Select, from the data, each line where "them" occurs.

>> begin PROVIDED DATA

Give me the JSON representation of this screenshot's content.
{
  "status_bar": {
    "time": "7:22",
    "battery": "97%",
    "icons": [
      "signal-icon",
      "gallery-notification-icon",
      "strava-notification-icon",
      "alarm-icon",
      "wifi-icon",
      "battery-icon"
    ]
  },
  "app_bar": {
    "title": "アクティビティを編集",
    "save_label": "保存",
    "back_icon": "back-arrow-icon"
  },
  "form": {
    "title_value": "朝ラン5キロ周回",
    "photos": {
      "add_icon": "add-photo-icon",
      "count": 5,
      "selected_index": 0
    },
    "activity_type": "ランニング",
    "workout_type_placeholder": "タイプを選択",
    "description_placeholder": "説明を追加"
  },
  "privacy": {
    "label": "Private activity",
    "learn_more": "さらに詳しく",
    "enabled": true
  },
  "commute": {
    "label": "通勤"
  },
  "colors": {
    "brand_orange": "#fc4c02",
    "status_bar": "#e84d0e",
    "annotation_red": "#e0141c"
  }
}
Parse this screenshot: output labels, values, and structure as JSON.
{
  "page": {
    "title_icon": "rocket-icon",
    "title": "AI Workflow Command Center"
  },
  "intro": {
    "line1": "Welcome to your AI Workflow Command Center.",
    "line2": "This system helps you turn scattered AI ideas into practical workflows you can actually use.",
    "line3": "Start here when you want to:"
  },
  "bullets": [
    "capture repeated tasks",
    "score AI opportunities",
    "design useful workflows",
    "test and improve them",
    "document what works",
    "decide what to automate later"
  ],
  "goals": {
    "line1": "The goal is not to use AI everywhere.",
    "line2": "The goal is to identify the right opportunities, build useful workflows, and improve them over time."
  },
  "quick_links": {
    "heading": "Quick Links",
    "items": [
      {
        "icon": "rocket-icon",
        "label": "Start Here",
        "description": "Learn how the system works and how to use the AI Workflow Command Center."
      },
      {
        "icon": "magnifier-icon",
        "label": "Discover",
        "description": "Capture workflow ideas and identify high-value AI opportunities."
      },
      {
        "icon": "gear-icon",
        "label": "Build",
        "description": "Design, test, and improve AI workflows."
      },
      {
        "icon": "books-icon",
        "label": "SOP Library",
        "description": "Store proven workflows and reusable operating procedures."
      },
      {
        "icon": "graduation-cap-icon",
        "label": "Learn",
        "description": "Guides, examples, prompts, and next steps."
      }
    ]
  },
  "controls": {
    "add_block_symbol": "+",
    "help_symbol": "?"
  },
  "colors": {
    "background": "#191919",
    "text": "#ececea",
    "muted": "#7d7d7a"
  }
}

>> end PROVIDED DATA

WRITTEN REPLY —
    "test and improve them",
    "line2": "The goal is to identify the right opportunities, build useful workflows, and improve them over time."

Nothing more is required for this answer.